_STATED TASK_
Here are some records. Copy each one exactly.
## start RECORDS SUPPLIED
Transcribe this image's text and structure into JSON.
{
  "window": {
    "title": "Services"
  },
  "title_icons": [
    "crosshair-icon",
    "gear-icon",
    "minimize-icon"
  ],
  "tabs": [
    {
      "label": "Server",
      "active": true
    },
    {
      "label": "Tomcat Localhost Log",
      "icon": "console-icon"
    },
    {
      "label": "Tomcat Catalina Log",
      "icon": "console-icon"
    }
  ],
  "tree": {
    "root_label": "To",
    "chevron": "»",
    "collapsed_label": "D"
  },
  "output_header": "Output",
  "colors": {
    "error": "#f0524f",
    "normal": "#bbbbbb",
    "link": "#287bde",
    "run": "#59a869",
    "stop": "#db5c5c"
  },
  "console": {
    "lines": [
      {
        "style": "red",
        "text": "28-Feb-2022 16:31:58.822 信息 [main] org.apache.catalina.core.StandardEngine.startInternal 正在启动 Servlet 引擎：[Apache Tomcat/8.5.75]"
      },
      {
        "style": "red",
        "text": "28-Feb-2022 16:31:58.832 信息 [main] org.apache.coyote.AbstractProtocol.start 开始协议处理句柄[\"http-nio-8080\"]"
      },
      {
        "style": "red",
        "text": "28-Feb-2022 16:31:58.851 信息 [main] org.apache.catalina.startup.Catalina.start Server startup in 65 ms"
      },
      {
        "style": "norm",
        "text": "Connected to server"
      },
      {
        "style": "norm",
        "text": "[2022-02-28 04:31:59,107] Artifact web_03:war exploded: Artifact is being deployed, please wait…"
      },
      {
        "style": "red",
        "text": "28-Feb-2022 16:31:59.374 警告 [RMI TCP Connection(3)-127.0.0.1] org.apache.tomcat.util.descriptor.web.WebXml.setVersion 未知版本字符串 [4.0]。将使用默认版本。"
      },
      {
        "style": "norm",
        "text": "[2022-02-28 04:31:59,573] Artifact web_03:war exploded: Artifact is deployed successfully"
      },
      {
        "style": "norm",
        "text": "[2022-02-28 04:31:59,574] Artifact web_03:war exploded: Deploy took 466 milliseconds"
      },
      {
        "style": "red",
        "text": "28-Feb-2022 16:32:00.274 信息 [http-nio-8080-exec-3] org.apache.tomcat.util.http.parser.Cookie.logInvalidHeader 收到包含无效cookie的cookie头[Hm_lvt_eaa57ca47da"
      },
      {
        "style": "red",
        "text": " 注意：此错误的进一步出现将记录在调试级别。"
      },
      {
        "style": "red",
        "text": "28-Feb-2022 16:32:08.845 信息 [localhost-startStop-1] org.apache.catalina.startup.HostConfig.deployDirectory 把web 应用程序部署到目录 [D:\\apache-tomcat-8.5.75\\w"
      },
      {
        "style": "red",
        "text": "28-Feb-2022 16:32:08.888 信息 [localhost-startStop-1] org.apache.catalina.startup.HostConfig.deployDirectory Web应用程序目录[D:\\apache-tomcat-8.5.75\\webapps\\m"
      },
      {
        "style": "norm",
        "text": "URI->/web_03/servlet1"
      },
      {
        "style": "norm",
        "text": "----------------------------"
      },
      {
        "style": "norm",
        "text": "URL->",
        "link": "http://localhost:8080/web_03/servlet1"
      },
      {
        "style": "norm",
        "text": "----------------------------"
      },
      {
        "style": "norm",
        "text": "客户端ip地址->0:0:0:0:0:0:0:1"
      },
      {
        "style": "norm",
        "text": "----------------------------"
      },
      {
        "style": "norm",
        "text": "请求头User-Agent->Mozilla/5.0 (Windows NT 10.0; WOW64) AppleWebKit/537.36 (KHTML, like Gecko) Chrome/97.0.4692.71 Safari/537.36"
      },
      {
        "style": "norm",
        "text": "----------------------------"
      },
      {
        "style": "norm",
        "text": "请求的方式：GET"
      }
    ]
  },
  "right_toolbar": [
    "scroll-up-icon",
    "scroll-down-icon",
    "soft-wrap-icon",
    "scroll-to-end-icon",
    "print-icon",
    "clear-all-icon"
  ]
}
## end RECORDS SUPPLIED
_TASK RESULT_
Transcribe this image's text and structure into JSON.
{
  "window": {
    "title": "Services"
  },
  "title_icons": [
    "crosshair-icon",
    "gear-icon",
    "minimize-icon"
  ],
  "tabs": [
    {
      "label": "Server",
      "active": true
    },
    {
      "label": "Tomcat Localhost Log",
      "icon": "console-icon"
    },
    {
      "label": "Tomcat Catalina Log",
      "icon": "console-icon"
    }
  ],
  "tree": {
    "root_label": "To",
    "chevron": "»",
    "collapsed_label": "D"
  },
  "output_header": "Output",
  "colors": {
    "error": "#f0524f",
    "normal": "#bbbbbb",
    "link": "#287bde",
    "run": "#59a869",
    "stop": "#db5c5c"
  },
  "console": {
    "lines": [
      {
        "style": "red",
        "text": "28-Feb-2022 16:31:58.822 信息 [main] org.apache.catalina.core.StandardEngine.startInternal 正在启动 Servlet 引擎：[Apache Tomcat/8.5.75]"
      },
      {
        "style": "red",
        "text": "28-Feb-2022 16:31:58.832 信息 [main] org.apache.coyote.AbstractProtocol.start 开始协议处理句柄[\"http-nio-8080\"]"
      },
      {
        "style": "red",
        "text": "28-Feb-2022 16:31:58.851 信息 [main] org.apache.catalina.startup.Catalina.start Server startup in 65 ms"
      },
      {
        "style": "norm",
        "text": "Connected to server"
      },
      {
        "style": "norm",
        "text": "[2022-02-28 04:31:59,107] Artifact web_03:war exploded: Artifact is being deployed, please wait…"
      },
      {
        "style": "red",
        "text": "28-Feb-2022 16:31:59.374 警告 [RMI TCP Connection(3)-127.0.0.1] org.apache.tomcat.util.descriptor.web.WebXml.setVersion 未知版本字符串 [4.0]。将使用默认版本。"
      },
      {
        "style": "norm",
        "text": "[2022-02-28 04:31:59,573] Artifact web_03:war exploded: Artifact is deployed successfully"
      },
      {
        "style": "norm",
        "text": "[2022-02-28 04:31:59,574] Artifact web_03:war exploded: Deploy took 466 milliseconds"
      },
      {
        "style": "red",
        "text": "28-Feb-2022 16:32:00.274 信息 [http-nio-8080-exec-3] org.apache.tomcat.util.http.parser.Cookie.logInvalidHeader 收到包含无效cookie的cookie头[Hm_lvt_eaa57ca47da"
      },
      {
        "style": "red",
        "text": " 注意：此错误的进一步出现将记录在调试级别。"
      },
      {
        "style": "red",
        "text": "28-Feb-2022 16:32:08.845 信息 [localhost-startStop-1] org.apache.catalina.startup.HostConfig.deployDirectory 把web 应用程序部署到目录 [D:\\apache-tomcat-8.5.75\\w"
      },
      {
        "style": "red",
        "text": "28-Feb-2022 16:32:08.888 信息 [localhost-startStop-1] org.apache.catalina.startup.HostConfig.deployDirectory Web应用程序目录[D:\\apache-tomcat-8.5.75\\webapps\\m"
      },
      {
        "style": "norm",
        "text": "URI->/web_03/servlet1"
      },
      {
        "style": "norm",
        "text": "----------------------------"
      },
      {
        "style": "norm",
        "text": "URL->",
        "link": "http://localhost:8080/web_03/servlet1"
      },
      {
        "style": "norm",
        "text": "----------------------------"
      },
      {
        "style": "norm",
        "text": "客户端ip地址->0:0:0:0:0:0:0:1"
      },
      {
        "style": "norm",
        "text": "----------------------------"
      },
      {
        "style": "norm",
        "text": "请求头User-Agent->Mozilla/5.0 (Windows NT 10.0; WOW64) AppleWebKit/537.36 (KHTML, like Gecko) Chrome/97.0.4692.71 Safari/537.36"
      },
      {
        "style": "norm",
        "text": "----------------------------"
      },
      {
        "style": "norm",
        "text": "请求的方式：GET"
      }
    ]
  },
  "right_toolbar": [
    "scroll-up-icon",
    "scroll-down-icon",
    "soft-wrap-icon",
    "scroll-to-end-icon",
    "print-icon",
    "clear-all-icon"
  ]
}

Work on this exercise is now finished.